___ EXERCISE INPUTS ___
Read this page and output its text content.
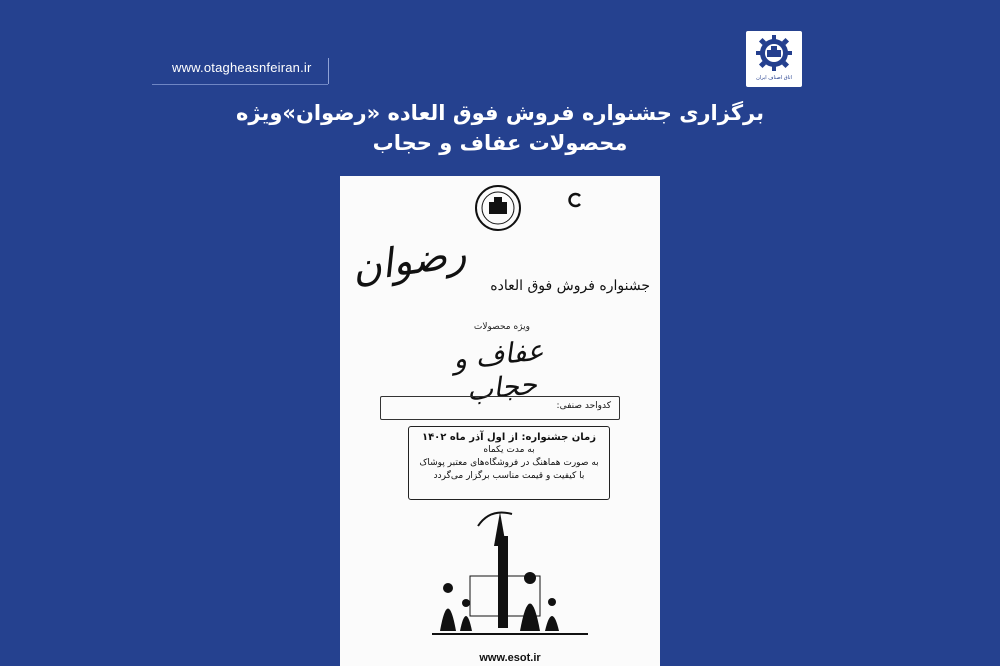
www.otagheasnfeiran.ir
اتاق اصناف ایران
برگزاری جشنواره فروش فوق العاده «رضوان»ویژه
محصولات عفاف و حجاب
جشنواره فروش فوق العاده
رضوان
ویژه محصولات
عفاف و حجاب	کدواحد صنفی:
زمان جشنواره: از اول آذر ماه ۱۴۰۲
به مدت یکماه
به صورت هماهنگ در فروشگاه‌های معتبر پوشاک
با کیفیت و قیمت مناسب برگزار می‌گردد
www.esot.ir
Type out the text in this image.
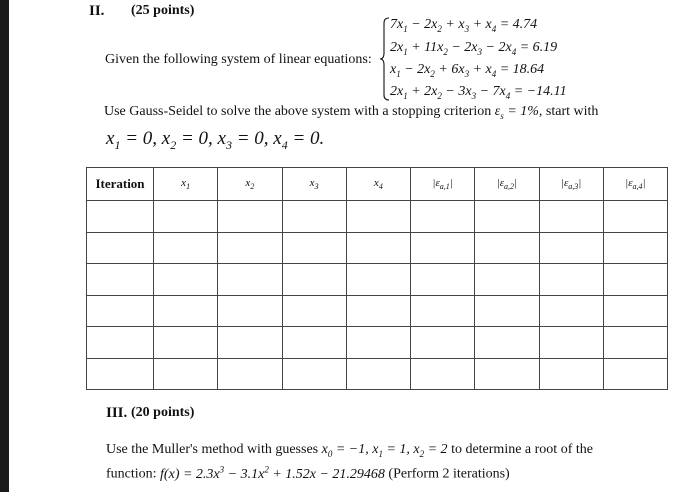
II. (25 points)
Given the following system of linear equations:
$7x_1 - 2x_2 + x_3 + x_4 = 4.74$
$2x_1 + 11x_2 - 2x_3 - 2x_4 = 6.19$
$x_1 - 2x_2 + 6x_3 + x_4 = 18.64$
$2x_1 + 2x_2 - 3x_3 - 7x_4 = -14.11$
Use Gauss-Seidel to solve the above system with a stopping criterion $\varepsilon_s = 1\%$, start with
$x_1 = 0$, $x_2 = 0$, $x_3 = 0$, $x_4 = 0$.
Iteration	$x_1$	$x_2$	$x_3$	$x_4$	$|\varepsilon_{a,1}|$	$|\varepsilon_{a,2}|$	$|\varepsilon_{a,3}|$	$|\varepsilon_{a,4}|$

III. (20 points)
Use the Muller's method with guesses $x_0 = -1$, $x_1 = 1$, $x_2 = 2$ to determine a root of the
function: $f(x) = 2.3x^3 - 3.1x^2 + 1.52x - 21.29468$ (Perform 2 iterations)
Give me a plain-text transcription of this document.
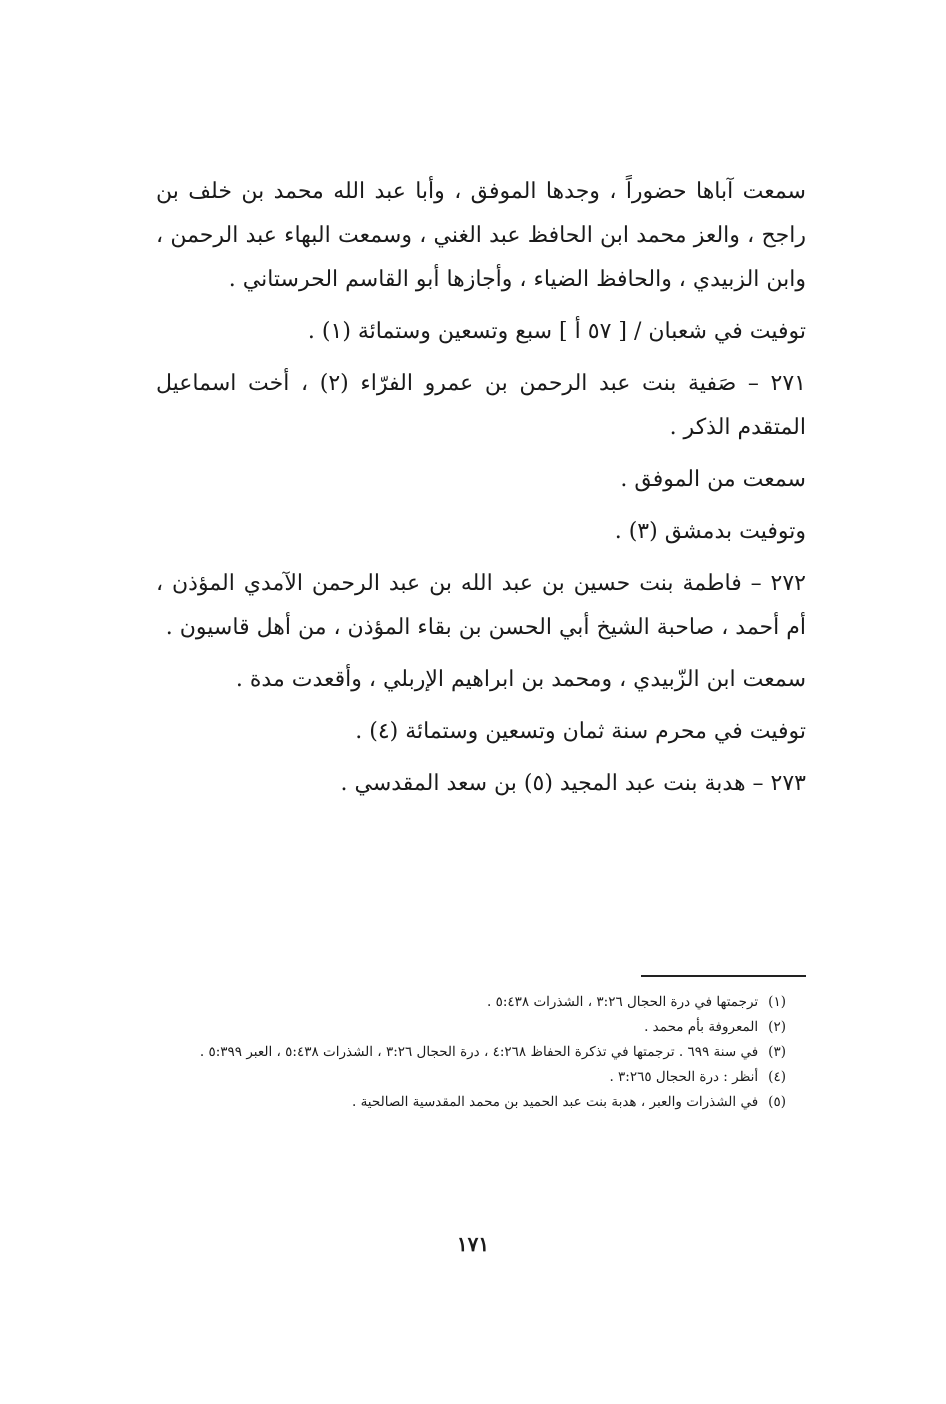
سمعت آباها حضوراً ، وجدها الموفق ، وأبا عبد الله محمد بن خلف بن راجح ، والعز محمد ابن الحافظ عبد الغني ، وسمعت البهاء عبد الرحمن ، وابن الزبيدي ، والحافظ الضياء ، وأجازها أبو القاسم الحرستاني .

توفيت في شعبان / [ ٥٧ أ ] سبع وتسعين وستمائة (١) .

٢٧١ – صَفية بنت عبد الرحمن بن عمرو الفرّاء (٢) ، أخت اسماعيل المتقدم الذكر .

سمعت من الموفق .

وتوفيت بدمشق (٣) .

٢٧٢ – فاطمة بنت حسين بن عبد الله بن عبد الرحمن الآمدي المؤذن ، أم أحمد ، صاحبة الشيخ أبي الحسن بن بقاء المؤذن ، من أهل قاسيون .

سمعت ابن الزّبيدي ، ومحمد بن ابراهيم الإربلي ، وأقعدت مدة .

توفيت في محرم سنة ثمان وتسعين وستمائة (٤) .

٢٧٣ – هدبة بنت عبد المجيد (٥) بن سعد المقدسي .

(١)
ترجمتها في درة الحجال ٣:٢٦ ، الشذرات ٥:٤٣٨ .
(٢)
المعروفة بأم محمد .
(٣)
في سنة ٦٩٩ . ترجمتها في تذكرة الحفاظ ٤:٢٦٨ ، درة الحجال ٣:٢٦ ، الشذرات ٥:٤٣٨ ، العبر ٥:٣٩٩ .
(٤)
أنظر : درة الحجال ٣:٢٦٥ .
(٥)
في الشذرات والعبر ، هدبة بنت عبد الحميد بن محمد المقدسية الصالحية .
١٧١
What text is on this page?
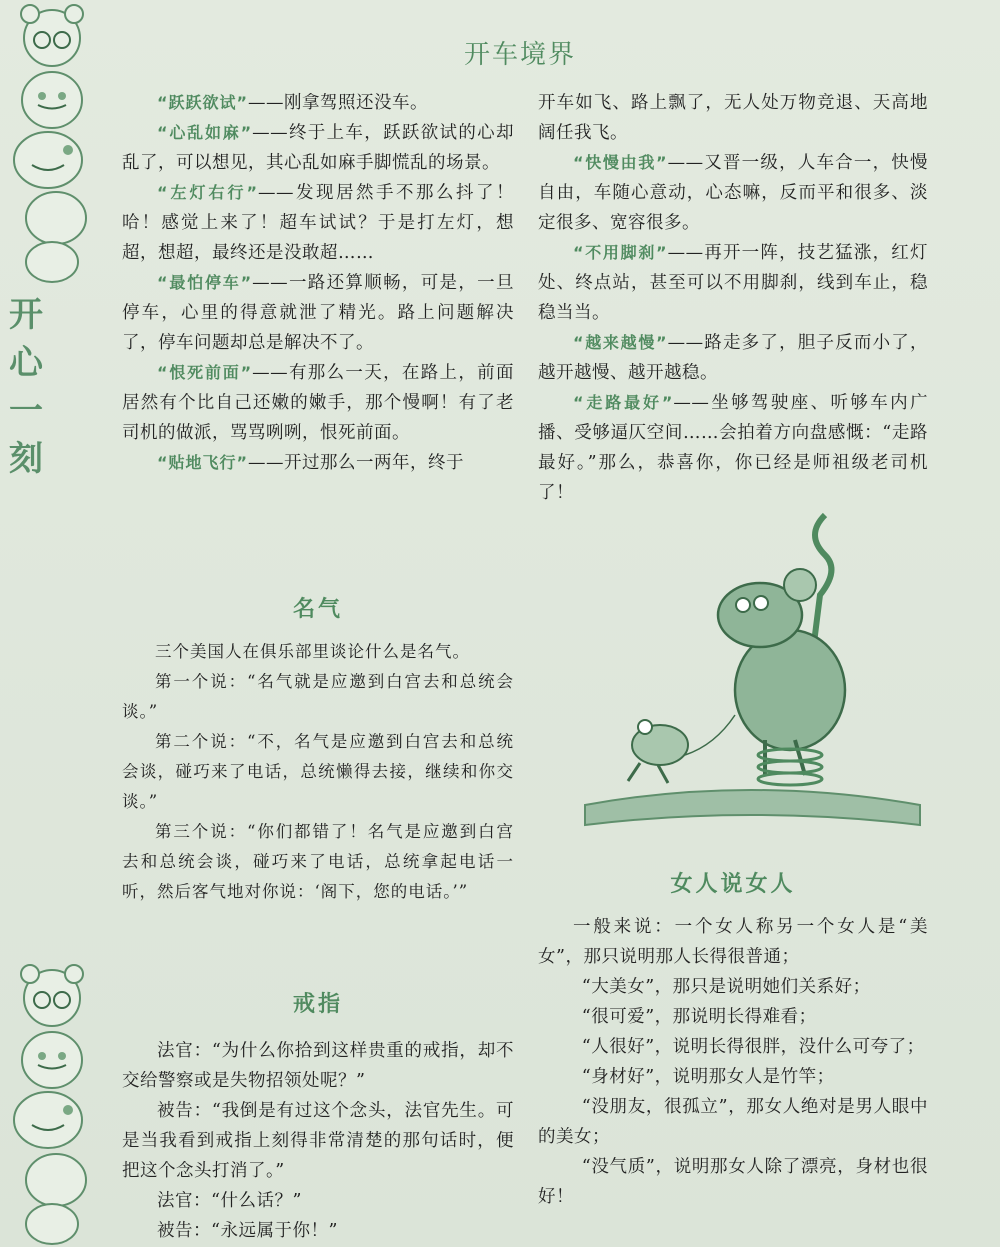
开
心
一
刻
开车境界

“跃跃欲试”——刚拿驾照还没车。

“心乱如麻”——终于上车，跃跃欲试的心却乱了，可以想见，其心乱如麻手脚慌乱的场景。

“左灯右行”——发现居然手不那么抖了！哈！感觉上来了！超车试试？于是打左灯，想超，想超，最终还是没敢超……

“最怕停车”——一路还算顺畅，可是，一旦停车，心里的得意就泄了精光。路上问题解决了，停车问题却总是解决不了。

“恨死前面”——有那么一天，在路上，前面居然有个比自己还嫩的嫩手，那个慢啊！有了老司机的做派，骂骂咧咧，恨死前面。

“贴地飞行”——开过那么一两年，终于

开车如飞、路上飘了，无人处万物竞退、天高地阔任我飞。

“快慢由我”——又晋一级，人车合一，快慢自由，车随心意动，心态嘛，反而平和很多、淡定很多、宽容很多。

“不用脚刹”——再开一阵，技艺猛涨，红灯处、终点站，甚至可以不用脚刹，线到车止，稳稳当当。

“越来越慢”——路走多了，胆子反而小了，越开越慢、越开越稳。

“走路最好”——坐够驾驶座、听够车内广播、受够逼仄空间……会拍着方向盘感慨：“走路最好。”那么，恭喜你，你已经是师祖级老司机了！

名气

三个美国人在俱乐部里谈论什么是名气。

第一个说：“名气就是应邀到白宫去和总统会谈。”

第二个说：“不，名气是应邀到白宫去和总统会谈，碰巧来了电话，总统懒得去接，继续和你交谈。”

第三个说：“你们都错了！名气是应邀到白宫去和总统会谈，碰巧来了电话，总统拿起电话一听，然后客气地对你说：‘阁下，您的电话。’”

戒指

法官：“为什么你拾到这样贵重的戒指，却不交给警察或是失物招领处呢？”

被告：“我倒是有过这个念头，法官先生。可是当我看到戒指上刻得非常清楚的那句话时，便把这个念头打消了。”

法官：“什么话？”

被告：“永远属于你！”

女人说女人

一般来说：一个女人称另一个女人是“美女”，那只说明那人长得很普通；

“大美女”，那只是说明她们关系好；

“很可爱”，那说明长得难看；

“人很好”，说明长得很胖，没什么可夸了；

“身材好”，说明那女人是竹竿；

“没朋友，很孤立”，那女人绝对是男人眼中的美女；

“没气质”，说明那女人除了漂亮，身材也很好！
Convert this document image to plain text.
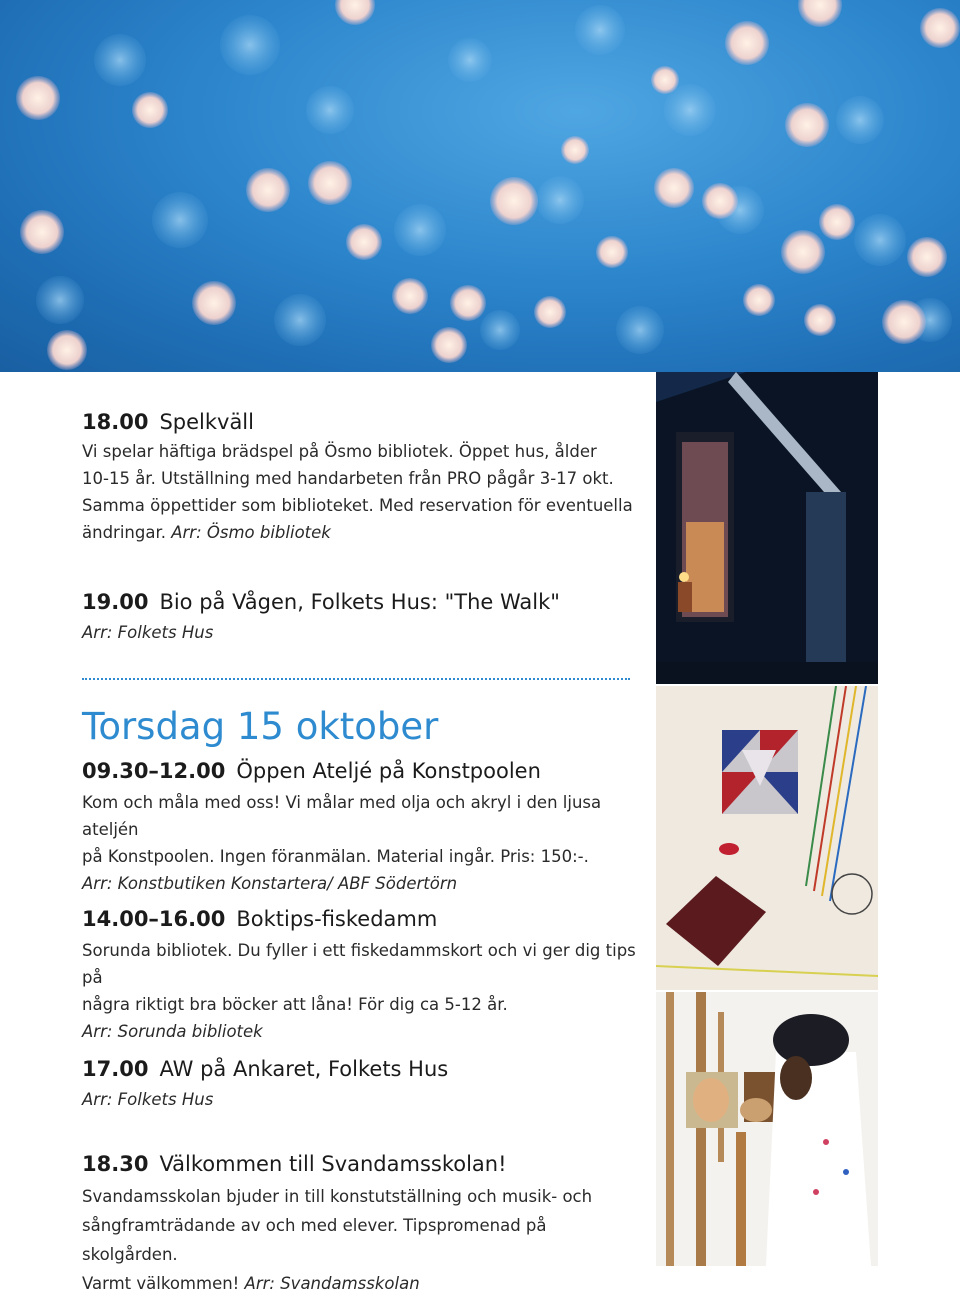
18.00 Spelkväll

Vi spelar häftiga brädspel på Ösmo bibliotek. Öppet hus, ålder
10-15 år. Utställning med handarbeten från PRO pågår 3-17 okt.
Samma öppettider som biblioteket. Med reservation för eventuella
ändringar. Arr: Ösmo bibliotek

19.00 Bio på Vågen, Folkets Hus: "The Walk"

Arr: Folkets Hus

Torsdag 15 oktober

09.30–12.00 Öppen Ateljé på Konstpoolen

Kom och måla med oss! Vi målar med olja och akryl i den ljusa ateljén
på Konstpoolen. Ingen föranmälan. Material ingår. Pris: 150:-.
Arr: Konstbutiken Konstartera/ ABF Södertörn

14.00–16.00 Boktips-fiskedamm

Sorunda bibliotek. Du fyller i ett fiskedammskort och vi ger dig tips på
några riktigt bra böcker att låna! För dig ca 5-12 år.
Arr: Sorunda bibliotek

17.00 AW på Ankaret, Folkets Hus

Arr: Folkets Hus

18.30 Välkommen till Svandamsskolan!

Svandamsskolan bjuder in till konstutställning och musik- och
sångframträdande av och med elever. Tipspromenad på skolgården.
Varmt välkommen! Arr: Svandamsskolan
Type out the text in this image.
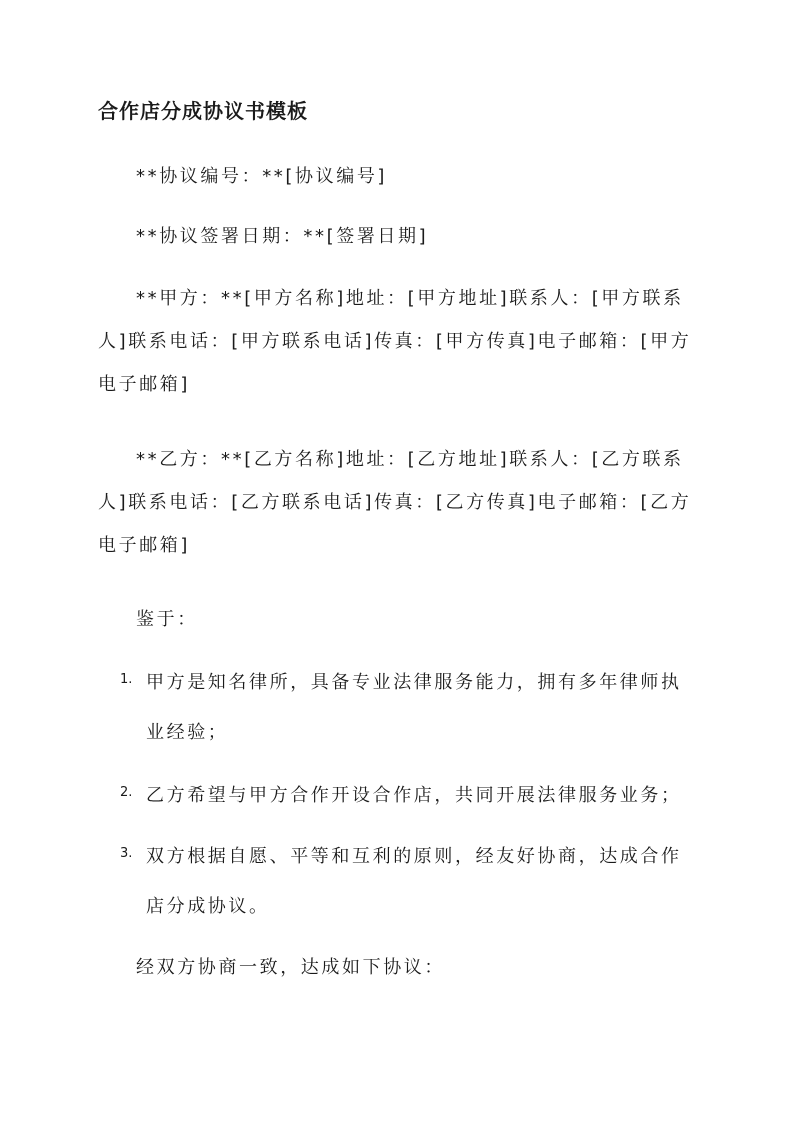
合作店分成协议书模板

**协议编号：**[协议编号]

**协议签署日期：**[签署日期]

**甲方：**[甲方名称]地址：[甲方地址]联系人：[甲方联系人]联系电话：[甲方联系电话]传真：[甲方传真]电子邮箱：[甲方电子邮箱]

**乙方：**[乙方名称]地址：[乙方地址]联系人：[乙方联系人]联系电话：[乙方联系电话]传真：[乙方传真]电子邮箱：[乙方电子邮箱]

鉴于：

1. 甲方是知名律所，具备专业法律服务能力，拥有多年律师执业经验；

2. 乙方希望与甲方合作开设合作店，共同开展法律服务业务；

3. 双方根据自愿、平等和互利的原则，经友好协商，达成合作店分成协议。

经双方协商一致，达成如下协议：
___
▸ **YOUR OBJECTIVE**:
Gather from the data above every line with the string "الشذرات".

▸ **RESPONSE**:
ترجمتها في درة الحجال ٣:٢٦ ، الشذرات ٥:٤٣٨ .
في سنة ٦٩٩ . ترجمتها في تذكرة الحفاظ ٤:٢٦٨ ، درة الحجال ٣:٢٦ ، الشذرات ٥:٤٣٨ ، العبر ٥:٣٩٩ .
في الشذرات والعبر ، هدبة بنت عبد الحميد بن محمد المقدسية الصالحية .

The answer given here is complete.